--- TEXTE FOURNI ---

Les joies du monde et celles du chrétien

Raymond Lacombe (1996)

Il n'y a pas de plus grand affront envers notre Seigneur que de mésestimer les immenses bénédictions spirituelles que nous avons en lui. En même temps, quelle honte de nourrir des pensées de frustration — et donc de convoitise — pour les plaisirs mondains et souvent malsains qui remplissent le cœur des hommes! Ayons plutôt à cœur de suivre le bel exemple de Moïse. L'opprobre du Christ avait pour lui beaucoup plus de prix que les richesses de l'Égypte dont il aurait pu jouir toute sa vie. Le ramassis de peuple au désert, au contraire, fit preuve de sentiments dont nous avons à nous garder (Nombres 11: 4). Quels honteux regrets apparaissent ici: «Qui nous fera manger de la chair? Il nous souvient du poisson que nous mangions en Égypte pour rien, des concombres, et des melons, et… il n'y a rien, si ce n'est cette manne devant nos yeux» (versets 4-6).

Dans nos pays, dans notre société de consommation où de grands efforts publicitaires sont déployés pour amorcer notre convoitise, nous sommes tous exposés à ressembler à Israël dans le désert.

--- LIGNES EXTRAITES ---

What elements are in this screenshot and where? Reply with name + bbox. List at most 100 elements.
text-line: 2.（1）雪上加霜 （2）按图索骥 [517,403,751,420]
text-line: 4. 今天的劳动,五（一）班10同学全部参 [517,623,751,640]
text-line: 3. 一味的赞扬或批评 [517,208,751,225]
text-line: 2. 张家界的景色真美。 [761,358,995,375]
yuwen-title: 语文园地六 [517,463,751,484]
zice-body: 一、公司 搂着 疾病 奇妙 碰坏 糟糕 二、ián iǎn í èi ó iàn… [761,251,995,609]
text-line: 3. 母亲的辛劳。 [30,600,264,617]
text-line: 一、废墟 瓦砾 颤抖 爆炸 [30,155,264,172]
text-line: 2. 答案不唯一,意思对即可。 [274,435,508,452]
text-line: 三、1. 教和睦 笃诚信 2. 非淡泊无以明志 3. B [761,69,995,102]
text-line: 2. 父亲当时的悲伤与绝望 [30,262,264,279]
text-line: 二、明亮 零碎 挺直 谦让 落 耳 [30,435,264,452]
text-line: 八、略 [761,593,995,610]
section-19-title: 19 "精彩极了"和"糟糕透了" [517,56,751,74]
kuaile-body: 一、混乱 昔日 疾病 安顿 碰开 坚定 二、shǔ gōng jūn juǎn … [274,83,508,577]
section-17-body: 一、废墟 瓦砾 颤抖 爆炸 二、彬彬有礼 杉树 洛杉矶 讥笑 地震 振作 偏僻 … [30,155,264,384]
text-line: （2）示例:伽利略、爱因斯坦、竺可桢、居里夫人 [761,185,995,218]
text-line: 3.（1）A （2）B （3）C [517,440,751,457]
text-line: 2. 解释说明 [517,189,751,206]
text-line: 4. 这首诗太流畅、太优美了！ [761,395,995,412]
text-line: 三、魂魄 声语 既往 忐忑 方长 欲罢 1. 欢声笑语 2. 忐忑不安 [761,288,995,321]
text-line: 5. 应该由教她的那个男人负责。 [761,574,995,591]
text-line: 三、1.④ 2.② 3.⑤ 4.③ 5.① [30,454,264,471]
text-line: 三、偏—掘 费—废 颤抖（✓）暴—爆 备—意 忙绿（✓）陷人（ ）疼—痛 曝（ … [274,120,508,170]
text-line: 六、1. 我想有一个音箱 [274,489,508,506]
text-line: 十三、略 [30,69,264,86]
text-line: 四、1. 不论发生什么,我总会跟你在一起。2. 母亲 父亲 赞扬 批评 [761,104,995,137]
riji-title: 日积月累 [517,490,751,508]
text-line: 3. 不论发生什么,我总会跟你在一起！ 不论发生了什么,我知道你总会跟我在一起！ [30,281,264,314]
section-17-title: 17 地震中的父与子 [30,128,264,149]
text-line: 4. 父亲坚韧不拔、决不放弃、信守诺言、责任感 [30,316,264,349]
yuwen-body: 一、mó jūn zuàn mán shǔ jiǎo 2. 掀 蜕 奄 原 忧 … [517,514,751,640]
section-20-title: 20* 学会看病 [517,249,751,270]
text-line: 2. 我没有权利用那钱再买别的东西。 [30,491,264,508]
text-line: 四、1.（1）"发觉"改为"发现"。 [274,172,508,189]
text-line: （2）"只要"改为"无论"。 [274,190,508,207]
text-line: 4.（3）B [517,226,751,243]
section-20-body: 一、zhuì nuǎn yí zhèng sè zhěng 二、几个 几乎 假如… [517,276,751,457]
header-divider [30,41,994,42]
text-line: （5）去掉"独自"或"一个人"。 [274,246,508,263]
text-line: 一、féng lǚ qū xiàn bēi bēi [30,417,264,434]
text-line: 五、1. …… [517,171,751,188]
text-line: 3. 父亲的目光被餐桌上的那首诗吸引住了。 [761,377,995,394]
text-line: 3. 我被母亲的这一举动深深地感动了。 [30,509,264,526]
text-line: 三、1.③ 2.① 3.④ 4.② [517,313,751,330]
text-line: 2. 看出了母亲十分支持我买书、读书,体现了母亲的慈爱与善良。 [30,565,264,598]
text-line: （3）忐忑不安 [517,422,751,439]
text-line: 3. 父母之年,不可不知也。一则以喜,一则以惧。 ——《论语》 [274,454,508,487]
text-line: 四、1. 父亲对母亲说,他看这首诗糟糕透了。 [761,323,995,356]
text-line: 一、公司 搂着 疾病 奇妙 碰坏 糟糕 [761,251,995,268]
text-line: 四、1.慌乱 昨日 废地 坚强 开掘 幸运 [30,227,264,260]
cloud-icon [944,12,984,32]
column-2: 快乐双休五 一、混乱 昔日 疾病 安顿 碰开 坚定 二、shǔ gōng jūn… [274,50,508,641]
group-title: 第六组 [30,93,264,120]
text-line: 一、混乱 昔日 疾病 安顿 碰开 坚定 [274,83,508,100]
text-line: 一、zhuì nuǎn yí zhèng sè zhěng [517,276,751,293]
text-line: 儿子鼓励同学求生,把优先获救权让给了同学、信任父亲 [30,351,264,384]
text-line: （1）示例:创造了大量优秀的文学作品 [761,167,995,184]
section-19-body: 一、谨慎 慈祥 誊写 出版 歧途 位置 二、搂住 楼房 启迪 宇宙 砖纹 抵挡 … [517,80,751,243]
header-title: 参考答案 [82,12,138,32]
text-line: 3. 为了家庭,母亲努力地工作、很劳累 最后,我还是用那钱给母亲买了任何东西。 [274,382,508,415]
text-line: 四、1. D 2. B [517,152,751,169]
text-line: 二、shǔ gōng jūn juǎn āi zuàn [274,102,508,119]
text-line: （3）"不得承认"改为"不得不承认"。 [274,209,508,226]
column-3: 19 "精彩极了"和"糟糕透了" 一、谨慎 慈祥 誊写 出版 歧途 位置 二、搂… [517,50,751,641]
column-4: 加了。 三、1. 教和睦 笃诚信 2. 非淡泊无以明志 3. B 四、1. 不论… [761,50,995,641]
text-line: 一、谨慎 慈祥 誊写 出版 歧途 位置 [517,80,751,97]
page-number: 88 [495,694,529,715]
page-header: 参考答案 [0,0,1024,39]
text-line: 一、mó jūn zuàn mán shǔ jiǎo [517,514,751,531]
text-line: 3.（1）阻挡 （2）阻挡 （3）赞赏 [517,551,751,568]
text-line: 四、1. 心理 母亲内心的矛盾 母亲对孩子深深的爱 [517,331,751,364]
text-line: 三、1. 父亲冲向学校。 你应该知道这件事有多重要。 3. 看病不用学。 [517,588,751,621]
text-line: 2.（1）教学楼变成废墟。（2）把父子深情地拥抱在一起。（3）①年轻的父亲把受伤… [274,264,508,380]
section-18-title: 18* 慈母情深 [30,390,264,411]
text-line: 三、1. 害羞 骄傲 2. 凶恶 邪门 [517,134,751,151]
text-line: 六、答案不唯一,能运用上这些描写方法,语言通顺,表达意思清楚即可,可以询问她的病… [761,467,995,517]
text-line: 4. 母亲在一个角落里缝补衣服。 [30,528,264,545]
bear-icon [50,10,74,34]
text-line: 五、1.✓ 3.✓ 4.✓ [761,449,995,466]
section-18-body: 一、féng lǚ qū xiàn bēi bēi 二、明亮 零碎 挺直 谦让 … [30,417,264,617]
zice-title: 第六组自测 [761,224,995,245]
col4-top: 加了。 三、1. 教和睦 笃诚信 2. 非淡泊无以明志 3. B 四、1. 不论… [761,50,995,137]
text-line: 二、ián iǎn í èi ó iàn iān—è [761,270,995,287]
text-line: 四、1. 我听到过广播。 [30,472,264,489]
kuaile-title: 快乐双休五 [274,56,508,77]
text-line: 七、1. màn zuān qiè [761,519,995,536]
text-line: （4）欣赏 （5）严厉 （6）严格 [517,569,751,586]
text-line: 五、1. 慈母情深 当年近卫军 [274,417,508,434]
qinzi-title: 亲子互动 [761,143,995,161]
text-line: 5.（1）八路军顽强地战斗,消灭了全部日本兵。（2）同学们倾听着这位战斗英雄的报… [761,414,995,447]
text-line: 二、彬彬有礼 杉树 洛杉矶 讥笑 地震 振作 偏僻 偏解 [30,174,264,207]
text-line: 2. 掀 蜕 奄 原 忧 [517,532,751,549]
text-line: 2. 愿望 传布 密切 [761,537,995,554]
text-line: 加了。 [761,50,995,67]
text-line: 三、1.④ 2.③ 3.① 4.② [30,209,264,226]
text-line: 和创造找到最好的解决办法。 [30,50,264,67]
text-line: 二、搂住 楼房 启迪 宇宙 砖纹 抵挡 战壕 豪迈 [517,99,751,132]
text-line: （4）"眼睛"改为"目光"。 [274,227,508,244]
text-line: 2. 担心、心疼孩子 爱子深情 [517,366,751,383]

--- CONSIGNE 1 ---
Pour chacune des affirmations suivantes sur le texte consacré aux joies du chrétien, répondez par oui ou par non, en citant mot pour mot les mots du texte qui tranchent : (a) Moïse tenait davantage aux richesses de l'Égypte qu'à l'opprobre du Christ. (b) Le texte renvoie au chapitre 11 du livre des Nombres. (c) Selon le texte, la publicité cherche à éveiller notre convoitise.
--- CONSIGNE 2 ---
Résumez en deux phrases le texte sur les joies du monde et celles du chrétien.
--- CONSIGNE 3 ---
Poursuivez le texte sur les joies du monde et celles du chrétien à partir de l'endroit où il s'arrête.
Les lignes n'ont aucun rapport avec le texte.

--- BONNE RÉPONSE 1 ---
(a) Non : « L'opprobre du Christ avait pour lui beaucoup plus de prix que les richesses de l'Égypte dont il aurait pu jouir toute sa vie. »
(b) Oui : « (Nombres 11: 4) »
(c) Oui : « de grands efforts publicitaires sont déployés pour amorcer notre convoitise »

--- BONNE RÉPONSE 2 ---
Le texte affirme que mésestimer les bénédictions spirituelles que nous avons dans le Seigneur est le plus grand affront envers lui et qu'il est honteux de convoiter les plaisirs mondains. Il oppose Moïse, pour qui l'opprobre du Christ valait plus que les richesses de l'Égypte, au ramassis de peuple qui regrettait au désert la nourriture d'Égypte, et avertit que, dans notre société de consommation où la publicité attise la convoitise, nous risquons tous de ressembler à Israël dans le désert.

--- BONNE RÉPONSE 3 ---
Depuis Lémec (Genèse 4: 19-24), les hommes du monde cherchent à vivre dans l'indépendance de Dieu et s'imaginent pouvoir trouver leur joie sans lui. Dans ce but ont été organisés, en tous temps, divertissements et festivités. L'examen de plusieurs circonstances des Écritures nous convaincra que «ceux qui regardent aux vanités mensongères abandonnent la grâce qui est à eux» (Jonas 2: 9).

Aux temps de Noé, les banquets et les célébrations étaient coutumiers. On se passait agréablement de Dieu. Dès ces jours-là étaient déjà manifestées l'indépendance et l'insouciance du cœur des hommes. Leur grande méchanceté et leur violence dénoncées par l'Éternel ne troublaient nullement leurs consciences endurcies. Ils étaient sourds à l'avertissement fourni pendant des années par la construction de l'arche. «La patience de Dieu attendait», nous dit l'apôtre Pierre (1 Pierre 3: 20). Mais personne n'en avait conscience. Et un jour, sans autre préavis, cette patience eut son terme. «On mangeait, on buvait, on se mariait, on donnait en mariage, jusqu'au jour où Noé entra dans l'arche; et le déluge vint, et les fit tous périr» (Luc 17: 27).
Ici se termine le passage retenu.